▶ _WHAT YOU HAVE TO DO_:
Filter out everything except lines holding "signature".

· · · ·

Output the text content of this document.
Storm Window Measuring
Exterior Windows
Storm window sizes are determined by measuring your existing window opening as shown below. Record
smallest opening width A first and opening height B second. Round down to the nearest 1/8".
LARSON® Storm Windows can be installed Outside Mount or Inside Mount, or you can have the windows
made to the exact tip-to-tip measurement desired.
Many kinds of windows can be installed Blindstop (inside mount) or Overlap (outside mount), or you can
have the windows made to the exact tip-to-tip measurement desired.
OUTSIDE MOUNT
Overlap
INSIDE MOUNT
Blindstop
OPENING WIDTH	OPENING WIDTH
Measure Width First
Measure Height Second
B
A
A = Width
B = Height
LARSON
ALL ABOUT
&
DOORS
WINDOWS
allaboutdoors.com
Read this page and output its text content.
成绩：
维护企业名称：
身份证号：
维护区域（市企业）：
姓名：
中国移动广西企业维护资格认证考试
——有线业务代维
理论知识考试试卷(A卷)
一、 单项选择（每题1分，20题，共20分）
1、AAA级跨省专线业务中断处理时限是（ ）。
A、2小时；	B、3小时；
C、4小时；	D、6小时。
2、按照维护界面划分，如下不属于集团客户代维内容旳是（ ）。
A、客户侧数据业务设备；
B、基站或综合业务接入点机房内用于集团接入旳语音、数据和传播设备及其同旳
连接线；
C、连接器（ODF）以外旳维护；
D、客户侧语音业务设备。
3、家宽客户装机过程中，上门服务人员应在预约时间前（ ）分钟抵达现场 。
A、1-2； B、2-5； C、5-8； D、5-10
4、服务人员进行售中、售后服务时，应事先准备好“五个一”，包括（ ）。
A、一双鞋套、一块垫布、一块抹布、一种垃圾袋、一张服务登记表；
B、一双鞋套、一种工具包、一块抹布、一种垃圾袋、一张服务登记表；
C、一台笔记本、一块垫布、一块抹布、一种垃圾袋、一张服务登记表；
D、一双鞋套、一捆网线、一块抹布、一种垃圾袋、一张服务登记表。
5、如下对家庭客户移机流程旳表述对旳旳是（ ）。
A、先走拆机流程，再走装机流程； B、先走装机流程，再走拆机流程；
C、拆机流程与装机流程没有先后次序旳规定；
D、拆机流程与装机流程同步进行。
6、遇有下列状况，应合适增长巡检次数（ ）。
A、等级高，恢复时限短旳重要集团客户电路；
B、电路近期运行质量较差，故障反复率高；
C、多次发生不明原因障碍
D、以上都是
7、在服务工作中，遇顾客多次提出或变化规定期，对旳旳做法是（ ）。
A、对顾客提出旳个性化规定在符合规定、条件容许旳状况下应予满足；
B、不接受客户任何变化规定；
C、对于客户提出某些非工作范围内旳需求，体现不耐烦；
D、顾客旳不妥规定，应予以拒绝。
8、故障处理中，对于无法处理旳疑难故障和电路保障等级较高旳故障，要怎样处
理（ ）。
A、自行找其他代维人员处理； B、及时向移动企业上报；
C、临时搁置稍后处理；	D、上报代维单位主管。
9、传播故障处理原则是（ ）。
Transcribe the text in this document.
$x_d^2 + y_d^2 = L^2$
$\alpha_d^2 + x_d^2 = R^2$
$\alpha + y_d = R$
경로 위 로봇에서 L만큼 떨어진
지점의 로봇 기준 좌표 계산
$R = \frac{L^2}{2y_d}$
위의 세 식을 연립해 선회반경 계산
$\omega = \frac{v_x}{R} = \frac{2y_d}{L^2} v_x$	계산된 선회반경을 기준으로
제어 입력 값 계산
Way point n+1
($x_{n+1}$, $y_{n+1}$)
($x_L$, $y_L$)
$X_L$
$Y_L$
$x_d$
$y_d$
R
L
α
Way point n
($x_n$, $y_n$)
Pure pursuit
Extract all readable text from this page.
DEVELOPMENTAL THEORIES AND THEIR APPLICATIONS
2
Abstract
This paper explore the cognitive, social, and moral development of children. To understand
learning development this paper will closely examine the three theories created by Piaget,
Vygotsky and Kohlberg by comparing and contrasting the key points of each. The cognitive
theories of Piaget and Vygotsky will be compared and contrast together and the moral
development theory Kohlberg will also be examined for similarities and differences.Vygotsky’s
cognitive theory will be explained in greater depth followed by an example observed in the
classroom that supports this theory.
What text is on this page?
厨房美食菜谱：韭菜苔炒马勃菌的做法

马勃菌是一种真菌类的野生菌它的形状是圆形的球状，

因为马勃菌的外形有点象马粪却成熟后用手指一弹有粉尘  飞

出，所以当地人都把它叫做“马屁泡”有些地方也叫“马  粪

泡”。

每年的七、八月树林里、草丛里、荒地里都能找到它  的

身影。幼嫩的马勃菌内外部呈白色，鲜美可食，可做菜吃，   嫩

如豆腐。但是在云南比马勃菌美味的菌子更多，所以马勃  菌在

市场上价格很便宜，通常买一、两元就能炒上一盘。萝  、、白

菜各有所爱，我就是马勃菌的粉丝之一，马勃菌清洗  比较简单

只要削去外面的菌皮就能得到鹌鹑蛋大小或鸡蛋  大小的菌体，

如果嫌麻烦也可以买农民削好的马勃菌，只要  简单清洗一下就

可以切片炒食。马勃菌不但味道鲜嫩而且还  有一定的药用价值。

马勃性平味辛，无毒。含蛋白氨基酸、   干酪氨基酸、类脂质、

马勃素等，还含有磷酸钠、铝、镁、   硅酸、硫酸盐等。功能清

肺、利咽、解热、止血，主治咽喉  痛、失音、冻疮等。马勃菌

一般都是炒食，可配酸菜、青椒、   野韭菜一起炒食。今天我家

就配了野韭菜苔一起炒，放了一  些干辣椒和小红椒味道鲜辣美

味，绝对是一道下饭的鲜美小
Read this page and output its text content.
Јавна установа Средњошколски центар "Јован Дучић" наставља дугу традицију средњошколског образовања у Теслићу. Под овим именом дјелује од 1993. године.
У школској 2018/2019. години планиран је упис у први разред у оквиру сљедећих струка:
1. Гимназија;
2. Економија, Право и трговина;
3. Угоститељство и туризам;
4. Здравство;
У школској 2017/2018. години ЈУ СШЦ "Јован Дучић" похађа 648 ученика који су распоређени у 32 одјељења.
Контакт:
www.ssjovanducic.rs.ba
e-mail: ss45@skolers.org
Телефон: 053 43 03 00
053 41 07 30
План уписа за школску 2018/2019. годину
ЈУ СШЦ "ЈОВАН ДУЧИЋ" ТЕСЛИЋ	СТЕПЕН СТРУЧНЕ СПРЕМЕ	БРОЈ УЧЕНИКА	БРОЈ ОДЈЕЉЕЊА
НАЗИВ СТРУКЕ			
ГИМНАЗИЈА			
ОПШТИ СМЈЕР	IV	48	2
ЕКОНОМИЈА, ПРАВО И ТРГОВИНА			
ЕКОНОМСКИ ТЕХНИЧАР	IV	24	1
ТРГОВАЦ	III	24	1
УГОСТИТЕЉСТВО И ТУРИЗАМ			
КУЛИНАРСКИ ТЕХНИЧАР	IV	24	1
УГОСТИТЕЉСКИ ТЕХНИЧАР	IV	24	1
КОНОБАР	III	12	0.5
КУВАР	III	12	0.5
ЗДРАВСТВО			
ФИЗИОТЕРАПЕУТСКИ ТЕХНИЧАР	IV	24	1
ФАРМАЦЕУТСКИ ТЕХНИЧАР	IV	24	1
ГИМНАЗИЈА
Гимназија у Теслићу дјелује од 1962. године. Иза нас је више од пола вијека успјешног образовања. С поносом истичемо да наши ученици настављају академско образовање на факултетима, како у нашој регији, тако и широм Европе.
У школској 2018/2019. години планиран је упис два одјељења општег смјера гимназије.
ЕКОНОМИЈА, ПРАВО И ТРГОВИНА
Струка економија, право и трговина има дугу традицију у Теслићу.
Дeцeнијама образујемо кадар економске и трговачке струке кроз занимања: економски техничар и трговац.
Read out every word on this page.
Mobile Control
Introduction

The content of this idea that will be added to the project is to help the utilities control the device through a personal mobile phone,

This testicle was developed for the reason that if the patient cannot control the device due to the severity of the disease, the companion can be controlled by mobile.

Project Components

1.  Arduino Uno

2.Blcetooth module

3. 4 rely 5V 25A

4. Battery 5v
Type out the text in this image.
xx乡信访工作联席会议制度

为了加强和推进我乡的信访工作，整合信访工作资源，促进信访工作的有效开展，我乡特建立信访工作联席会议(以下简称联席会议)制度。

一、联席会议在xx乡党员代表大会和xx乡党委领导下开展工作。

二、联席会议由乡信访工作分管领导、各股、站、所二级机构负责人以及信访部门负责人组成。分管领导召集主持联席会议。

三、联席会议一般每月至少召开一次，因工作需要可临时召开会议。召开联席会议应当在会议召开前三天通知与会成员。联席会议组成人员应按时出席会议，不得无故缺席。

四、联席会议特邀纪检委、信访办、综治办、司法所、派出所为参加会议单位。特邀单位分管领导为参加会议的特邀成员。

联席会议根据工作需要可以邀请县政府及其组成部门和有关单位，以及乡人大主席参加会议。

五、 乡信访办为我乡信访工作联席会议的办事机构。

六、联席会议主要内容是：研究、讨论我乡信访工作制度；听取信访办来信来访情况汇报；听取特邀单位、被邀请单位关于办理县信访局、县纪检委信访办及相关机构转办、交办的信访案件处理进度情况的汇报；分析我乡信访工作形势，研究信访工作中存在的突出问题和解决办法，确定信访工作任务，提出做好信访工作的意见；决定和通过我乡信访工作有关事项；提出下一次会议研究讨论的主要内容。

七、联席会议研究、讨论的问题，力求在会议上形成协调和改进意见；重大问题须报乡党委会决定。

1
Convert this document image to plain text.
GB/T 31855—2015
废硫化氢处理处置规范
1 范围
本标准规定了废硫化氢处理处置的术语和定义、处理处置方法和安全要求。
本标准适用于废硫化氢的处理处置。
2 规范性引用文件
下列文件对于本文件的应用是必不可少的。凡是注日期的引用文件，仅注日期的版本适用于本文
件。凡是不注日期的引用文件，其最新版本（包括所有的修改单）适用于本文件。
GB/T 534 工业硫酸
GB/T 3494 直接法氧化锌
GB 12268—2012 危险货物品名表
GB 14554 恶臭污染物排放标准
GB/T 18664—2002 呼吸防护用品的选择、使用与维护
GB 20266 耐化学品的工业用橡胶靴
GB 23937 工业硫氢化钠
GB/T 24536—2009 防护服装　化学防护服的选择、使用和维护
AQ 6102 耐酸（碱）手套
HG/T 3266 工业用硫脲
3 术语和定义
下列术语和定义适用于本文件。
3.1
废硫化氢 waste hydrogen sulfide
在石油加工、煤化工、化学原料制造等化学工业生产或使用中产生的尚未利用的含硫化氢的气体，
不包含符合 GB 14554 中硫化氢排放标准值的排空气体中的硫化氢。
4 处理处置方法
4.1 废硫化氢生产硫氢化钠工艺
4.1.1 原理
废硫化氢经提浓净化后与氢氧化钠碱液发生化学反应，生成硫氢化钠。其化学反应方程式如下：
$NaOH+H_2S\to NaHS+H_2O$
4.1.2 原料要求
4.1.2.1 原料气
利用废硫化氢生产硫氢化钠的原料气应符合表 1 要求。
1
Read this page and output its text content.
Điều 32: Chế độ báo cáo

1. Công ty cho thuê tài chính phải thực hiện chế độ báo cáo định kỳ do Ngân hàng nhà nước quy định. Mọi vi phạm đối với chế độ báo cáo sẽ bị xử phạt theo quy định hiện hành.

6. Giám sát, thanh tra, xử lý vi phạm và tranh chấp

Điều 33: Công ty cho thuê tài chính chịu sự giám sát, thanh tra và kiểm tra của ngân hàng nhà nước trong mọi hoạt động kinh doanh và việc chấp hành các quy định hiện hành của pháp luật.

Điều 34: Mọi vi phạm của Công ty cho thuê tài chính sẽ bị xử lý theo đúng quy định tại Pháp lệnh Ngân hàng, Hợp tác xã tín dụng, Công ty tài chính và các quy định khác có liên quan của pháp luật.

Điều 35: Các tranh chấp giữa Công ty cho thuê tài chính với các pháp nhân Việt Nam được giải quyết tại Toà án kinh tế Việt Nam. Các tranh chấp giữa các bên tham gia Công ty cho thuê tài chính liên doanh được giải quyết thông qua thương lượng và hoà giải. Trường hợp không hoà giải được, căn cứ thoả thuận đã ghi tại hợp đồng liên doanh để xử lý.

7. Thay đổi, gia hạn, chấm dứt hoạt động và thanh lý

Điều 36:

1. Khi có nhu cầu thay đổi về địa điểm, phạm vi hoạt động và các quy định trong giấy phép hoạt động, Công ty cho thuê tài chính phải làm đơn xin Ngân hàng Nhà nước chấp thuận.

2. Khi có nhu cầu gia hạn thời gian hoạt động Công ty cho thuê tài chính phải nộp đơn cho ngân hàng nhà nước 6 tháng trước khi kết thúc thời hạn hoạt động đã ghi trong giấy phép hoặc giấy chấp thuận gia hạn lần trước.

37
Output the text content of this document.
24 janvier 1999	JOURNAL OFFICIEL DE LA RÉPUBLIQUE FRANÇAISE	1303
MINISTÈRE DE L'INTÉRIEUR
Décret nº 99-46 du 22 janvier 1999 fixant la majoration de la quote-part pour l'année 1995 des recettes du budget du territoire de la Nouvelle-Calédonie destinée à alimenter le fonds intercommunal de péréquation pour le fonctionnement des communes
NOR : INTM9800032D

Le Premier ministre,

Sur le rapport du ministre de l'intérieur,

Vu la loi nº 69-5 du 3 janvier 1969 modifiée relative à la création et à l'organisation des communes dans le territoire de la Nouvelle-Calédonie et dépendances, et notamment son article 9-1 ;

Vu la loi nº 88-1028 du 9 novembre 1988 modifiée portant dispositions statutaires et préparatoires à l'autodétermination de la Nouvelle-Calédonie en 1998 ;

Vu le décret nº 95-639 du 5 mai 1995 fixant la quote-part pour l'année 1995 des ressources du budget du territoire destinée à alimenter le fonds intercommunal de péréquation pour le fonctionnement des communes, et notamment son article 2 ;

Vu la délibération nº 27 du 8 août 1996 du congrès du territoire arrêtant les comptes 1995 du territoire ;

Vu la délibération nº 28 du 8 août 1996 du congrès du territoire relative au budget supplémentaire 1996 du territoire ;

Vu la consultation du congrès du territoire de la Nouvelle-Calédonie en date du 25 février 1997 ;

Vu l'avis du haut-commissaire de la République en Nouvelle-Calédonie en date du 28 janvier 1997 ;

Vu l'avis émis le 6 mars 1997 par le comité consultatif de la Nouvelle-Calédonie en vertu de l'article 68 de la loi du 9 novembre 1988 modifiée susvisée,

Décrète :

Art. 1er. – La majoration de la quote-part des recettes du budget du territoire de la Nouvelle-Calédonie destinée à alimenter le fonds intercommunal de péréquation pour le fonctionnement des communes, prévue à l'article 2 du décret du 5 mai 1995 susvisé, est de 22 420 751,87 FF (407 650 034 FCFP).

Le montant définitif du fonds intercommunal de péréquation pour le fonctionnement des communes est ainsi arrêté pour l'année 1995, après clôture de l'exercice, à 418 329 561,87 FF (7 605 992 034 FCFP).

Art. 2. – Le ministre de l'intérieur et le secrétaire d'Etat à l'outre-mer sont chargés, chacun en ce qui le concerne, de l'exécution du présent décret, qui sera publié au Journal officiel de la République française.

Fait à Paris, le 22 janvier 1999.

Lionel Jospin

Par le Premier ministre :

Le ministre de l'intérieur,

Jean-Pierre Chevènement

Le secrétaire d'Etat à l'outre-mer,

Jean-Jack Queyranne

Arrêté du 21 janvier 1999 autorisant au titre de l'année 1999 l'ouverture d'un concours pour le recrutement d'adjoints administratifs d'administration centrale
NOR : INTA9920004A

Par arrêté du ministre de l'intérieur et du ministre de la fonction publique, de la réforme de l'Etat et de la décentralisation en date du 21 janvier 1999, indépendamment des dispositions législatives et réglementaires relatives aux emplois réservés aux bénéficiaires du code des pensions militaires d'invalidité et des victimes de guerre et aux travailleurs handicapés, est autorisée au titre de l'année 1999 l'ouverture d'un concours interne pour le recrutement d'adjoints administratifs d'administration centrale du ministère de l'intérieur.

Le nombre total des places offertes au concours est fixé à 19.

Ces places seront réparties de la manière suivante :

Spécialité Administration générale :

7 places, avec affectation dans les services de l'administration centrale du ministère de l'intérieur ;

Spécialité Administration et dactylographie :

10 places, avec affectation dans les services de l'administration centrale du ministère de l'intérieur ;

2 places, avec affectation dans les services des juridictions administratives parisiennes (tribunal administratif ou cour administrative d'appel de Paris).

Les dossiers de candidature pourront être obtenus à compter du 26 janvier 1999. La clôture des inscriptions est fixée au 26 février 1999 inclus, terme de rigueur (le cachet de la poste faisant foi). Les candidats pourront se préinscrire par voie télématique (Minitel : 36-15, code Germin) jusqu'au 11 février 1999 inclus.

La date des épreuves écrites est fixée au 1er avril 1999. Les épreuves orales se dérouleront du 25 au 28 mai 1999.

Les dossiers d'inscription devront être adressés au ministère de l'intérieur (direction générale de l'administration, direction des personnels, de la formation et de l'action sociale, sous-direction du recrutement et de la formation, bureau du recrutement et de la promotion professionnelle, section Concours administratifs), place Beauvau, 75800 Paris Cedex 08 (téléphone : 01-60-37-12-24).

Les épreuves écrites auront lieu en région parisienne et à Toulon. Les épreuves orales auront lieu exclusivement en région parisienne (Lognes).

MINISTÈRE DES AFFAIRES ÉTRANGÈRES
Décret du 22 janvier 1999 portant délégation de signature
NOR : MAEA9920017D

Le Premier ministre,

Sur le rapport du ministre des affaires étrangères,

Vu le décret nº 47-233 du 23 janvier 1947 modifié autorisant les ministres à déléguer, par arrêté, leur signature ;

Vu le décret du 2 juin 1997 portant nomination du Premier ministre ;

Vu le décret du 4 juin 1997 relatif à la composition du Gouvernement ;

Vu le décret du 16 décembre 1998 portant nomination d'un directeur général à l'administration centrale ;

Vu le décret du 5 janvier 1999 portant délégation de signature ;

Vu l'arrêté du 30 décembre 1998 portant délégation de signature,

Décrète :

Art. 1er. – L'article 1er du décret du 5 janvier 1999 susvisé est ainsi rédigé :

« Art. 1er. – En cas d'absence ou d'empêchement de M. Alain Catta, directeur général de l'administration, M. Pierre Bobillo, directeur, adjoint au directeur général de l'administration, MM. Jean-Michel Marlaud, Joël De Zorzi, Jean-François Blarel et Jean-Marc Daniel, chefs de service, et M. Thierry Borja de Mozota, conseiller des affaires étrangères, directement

· · · ·

▶ _FULL SOLUTION_:
Décret du 22 janvier 1999 portant délégation de signature
Vu le décret nº 47-233 du 23 janvier 1947 modifié autorisant les ministres à déléguer, par arrêté, leur signature ;
Vu le décret du 5 janvier 1999 portant délégation de signature ;
Vu l'arrêté du 30 décembre 1998 portant délégation de signature,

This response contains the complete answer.